Top of Page excerpt

Scanner is convenient token parsing, not a universal parser. Scanner can parse primitive values and strings from text sources, but its delimiter and locale behavior must be understood. For performance-critical or grammar-heavy parsing, a more explicit parser may be appropriate. A good check is to rewrite the idea as a rule a compiler, library, or maintainer can enforce. If the rule cannot be stated clearly, the design is probably relying on habit instead of a contract.

When reading text code, first identify the unit of processing. Is the program working with whole strings, tokens, regex matches, characters, UTF-16 code units, or formatted fields? Many bugs come from silently changing units. For example, length() counts UTF-16 code units, not necessarily user-perceived characters. Scanner.nextInt() reads a token parseable as an integer, not an entire line. replaceAll uses regex replacement rules, not simple literal replacement. Once the unit is clear, the right API is usually clear too.

Bottom of Page excerpt

Your tasks.
A. List every unit of processing that the passage on Java text processing names.
B. Answer these questions from the passage on Java text processing:
(i) What does length() count?
(ii) What may be appropriate for performance-critical or grammar-heavy parsing?
(iii) What rules does replaceAll use?
C. Extend the passage on Java text processing, picking up after its final sentence.

Top of Dataset excerpts

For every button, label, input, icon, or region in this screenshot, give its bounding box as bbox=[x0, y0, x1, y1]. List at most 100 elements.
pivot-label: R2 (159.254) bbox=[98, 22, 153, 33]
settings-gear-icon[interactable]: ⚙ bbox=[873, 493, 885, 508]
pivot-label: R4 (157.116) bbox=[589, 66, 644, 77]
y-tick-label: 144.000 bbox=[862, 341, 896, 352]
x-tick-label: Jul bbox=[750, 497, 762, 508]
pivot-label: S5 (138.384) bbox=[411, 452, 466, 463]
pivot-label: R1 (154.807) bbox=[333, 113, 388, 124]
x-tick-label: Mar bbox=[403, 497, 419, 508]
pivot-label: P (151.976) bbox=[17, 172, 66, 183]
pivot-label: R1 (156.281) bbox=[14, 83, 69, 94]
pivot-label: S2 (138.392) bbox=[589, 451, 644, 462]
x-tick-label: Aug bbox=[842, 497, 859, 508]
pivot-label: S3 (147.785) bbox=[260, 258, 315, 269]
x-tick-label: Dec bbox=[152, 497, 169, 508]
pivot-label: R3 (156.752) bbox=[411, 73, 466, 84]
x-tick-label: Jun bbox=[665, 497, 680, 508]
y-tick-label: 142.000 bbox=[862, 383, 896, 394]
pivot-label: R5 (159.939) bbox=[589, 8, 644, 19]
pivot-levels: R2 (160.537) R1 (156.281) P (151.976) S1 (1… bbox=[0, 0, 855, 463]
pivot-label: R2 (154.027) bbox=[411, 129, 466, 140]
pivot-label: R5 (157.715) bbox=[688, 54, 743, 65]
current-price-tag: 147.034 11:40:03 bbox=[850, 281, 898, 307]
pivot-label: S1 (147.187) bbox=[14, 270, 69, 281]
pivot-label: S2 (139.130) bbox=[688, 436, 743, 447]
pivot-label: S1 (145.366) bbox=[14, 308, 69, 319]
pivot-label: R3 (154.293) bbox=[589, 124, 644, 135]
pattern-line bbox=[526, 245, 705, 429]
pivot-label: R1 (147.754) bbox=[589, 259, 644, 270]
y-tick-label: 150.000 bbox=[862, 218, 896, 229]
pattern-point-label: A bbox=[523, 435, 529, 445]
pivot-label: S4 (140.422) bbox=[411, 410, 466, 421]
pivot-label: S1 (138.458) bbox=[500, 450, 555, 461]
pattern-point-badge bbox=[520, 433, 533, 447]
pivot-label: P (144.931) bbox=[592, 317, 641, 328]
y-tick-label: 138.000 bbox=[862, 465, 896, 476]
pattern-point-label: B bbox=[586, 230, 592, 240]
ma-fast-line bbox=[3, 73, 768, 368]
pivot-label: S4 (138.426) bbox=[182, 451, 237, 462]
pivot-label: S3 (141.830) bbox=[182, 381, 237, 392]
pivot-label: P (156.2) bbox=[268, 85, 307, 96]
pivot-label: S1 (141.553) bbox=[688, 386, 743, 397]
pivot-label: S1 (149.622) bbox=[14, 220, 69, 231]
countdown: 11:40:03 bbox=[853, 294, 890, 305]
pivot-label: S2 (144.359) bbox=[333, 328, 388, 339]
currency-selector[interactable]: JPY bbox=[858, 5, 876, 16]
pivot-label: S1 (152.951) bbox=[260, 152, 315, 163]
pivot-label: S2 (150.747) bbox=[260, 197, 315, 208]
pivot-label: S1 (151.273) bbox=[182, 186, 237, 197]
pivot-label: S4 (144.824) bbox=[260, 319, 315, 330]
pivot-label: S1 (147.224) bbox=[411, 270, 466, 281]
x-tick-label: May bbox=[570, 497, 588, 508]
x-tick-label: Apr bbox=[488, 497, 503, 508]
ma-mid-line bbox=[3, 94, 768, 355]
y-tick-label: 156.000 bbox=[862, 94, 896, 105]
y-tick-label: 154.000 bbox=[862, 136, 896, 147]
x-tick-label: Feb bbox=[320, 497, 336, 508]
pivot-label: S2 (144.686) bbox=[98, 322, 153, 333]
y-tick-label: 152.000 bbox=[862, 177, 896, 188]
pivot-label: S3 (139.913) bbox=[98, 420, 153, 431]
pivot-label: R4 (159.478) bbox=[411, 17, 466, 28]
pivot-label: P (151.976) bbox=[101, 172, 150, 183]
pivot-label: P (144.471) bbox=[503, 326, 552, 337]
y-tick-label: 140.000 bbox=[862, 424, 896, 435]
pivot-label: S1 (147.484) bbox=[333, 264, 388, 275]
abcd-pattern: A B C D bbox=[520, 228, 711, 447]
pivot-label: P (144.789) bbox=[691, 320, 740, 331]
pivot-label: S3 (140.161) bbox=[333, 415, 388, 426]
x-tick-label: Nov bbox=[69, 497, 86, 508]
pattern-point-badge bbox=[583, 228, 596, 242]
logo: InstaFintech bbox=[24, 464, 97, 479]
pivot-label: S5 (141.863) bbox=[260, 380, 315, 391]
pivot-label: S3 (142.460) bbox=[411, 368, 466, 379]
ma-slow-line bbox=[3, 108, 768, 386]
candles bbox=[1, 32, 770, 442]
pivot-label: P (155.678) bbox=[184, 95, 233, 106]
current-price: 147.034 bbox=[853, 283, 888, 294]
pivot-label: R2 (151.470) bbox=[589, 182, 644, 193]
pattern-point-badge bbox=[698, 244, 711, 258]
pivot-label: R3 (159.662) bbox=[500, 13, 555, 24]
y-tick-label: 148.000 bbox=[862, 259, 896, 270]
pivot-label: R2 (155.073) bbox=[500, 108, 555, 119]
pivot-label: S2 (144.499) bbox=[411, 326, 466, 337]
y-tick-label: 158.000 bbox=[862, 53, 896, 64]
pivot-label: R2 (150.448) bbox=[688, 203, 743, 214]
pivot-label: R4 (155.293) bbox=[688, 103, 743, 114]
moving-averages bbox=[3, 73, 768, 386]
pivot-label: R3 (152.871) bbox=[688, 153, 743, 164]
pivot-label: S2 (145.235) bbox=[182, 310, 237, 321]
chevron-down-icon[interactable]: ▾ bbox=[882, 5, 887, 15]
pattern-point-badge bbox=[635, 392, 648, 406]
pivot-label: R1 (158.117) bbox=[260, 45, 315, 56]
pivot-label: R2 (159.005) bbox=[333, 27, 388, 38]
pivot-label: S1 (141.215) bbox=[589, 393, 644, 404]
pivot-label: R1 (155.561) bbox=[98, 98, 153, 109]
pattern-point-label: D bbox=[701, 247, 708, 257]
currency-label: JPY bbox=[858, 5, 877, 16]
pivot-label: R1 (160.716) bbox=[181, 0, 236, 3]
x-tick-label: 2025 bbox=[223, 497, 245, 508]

Bottom of Dataset excerpts

Answers to the exercises.
A.
- whole strings
- tokens
- regex matches
- characters
- UTF-16 code units
- formatted fields

B.
(i) UTF-16 code units, not necessarily user-perceived characters.
(ii) A more explicit parser.
(iii) Regex replacement rules, not simple literal replacement.

C.
Visual

TaskBetter source-era toolReason
Append many pieces in a loopStringBuilderMutable construction
Check exact prefixString.startsWithSimpler than regex
Validate shape like digits-dash-digitsPattern / MatcherPattern language fits
Parse whitespace-separated numbersScannerToken and primitive parsing
Align report columnsFormatterWidth and conversion rules

Worked example 1: building a report line safely

Problem: Create the line Ada 95.50 from a name and score with aligned columns.

Method:

  1. Identify that this is formatted output, not a general string-concatenation problem.
  2. Choose a format with a left-aligned string field and a numeric field with two decimal places.
  3. %-10s means a string in a field of width 10, padded on the right.
  4. %6.2f means a floating-point number in a field of width 6 with two digits after the decimal point.
  5. Apply the values "Ada" and 95.5 to the format.

Checked answer: A checked format is String.format("%-10s %6.2f", "Ada", 95.5), producing a stable report-style line with controlled spacing and precision.

Worked example 2: extracting numbers with Scanner

Problem: Given text red 10 blue 2.5 green, sum the numeric tokens that can be read as doubles.

Method:

  1. Create a Scanner over the string. By default, it tokenizes on whitespace.
  2. Loop while scanner.hasNext() is true.
  3. For each token, test hasNextDouble(). If true, read it with nextDouble() and add it to the sum.
  4. If false, consume the token with next() so the scanner advances.
  5. After processing tokens red, 10, blue, 2.5, and green, only 10 and 2.5 contributed.

Checked answer: The checked sum is 12.5. The important step is consuming nonnumeric tokens; otherwise the loop would repeatedly inspect the same token.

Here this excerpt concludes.